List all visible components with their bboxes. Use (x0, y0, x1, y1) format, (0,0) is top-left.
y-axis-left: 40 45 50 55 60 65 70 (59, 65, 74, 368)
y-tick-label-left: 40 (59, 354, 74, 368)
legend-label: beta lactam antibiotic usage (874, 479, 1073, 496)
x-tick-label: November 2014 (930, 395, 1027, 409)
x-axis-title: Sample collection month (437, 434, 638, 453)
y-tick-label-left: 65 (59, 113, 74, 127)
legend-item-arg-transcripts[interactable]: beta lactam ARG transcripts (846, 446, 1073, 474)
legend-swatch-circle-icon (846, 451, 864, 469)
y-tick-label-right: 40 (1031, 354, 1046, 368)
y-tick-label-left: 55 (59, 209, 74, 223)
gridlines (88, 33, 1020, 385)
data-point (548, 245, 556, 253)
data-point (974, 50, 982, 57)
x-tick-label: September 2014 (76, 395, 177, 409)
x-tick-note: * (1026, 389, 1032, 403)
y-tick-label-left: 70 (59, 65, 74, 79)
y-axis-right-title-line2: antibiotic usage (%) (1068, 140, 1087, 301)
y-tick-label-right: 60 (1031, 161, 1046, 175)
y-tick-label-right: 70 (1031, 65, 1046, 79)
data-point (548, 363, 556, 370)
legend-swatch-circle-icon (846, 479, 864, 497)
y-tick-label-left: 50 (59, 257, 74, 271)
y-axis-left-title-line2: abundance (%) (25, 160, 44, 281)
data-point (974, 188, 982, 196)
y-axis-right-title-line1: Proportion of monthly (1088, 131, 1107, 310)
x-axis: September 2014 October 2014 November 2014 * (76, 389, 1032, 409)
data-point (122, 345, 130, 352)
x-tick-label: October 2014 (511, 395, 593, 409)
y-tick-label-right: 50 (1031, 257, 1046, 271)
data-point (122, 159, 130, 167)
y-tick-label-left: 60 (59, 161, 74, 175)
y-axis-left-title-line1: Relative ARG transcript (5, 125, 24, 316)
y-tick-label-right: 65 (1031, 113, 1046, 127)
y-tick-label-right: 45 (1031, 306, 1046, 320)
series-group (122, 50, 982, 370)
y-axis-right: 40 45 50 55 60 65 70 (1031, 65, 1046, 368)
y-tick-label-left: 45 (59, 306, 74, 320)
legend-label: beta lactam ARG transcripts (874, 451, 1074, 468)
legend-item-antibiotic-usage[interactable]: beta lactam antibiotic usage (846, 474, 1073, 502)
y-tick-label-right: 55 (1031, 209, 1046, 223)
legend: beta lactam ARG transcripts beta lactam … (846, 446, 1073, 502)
------------------------------------------------
◆ **Written problem**: Report each line of the data above that contains the string "item".

◆ **The reply**:
legend-item-arg-transcripts[interactable]: beta lactam ARG transcripts (846, 446, 1073, 474)
legend-item-antibiotic-usage[interactable]: beta lactam antibiotic usage (846, 474, 1073, 502)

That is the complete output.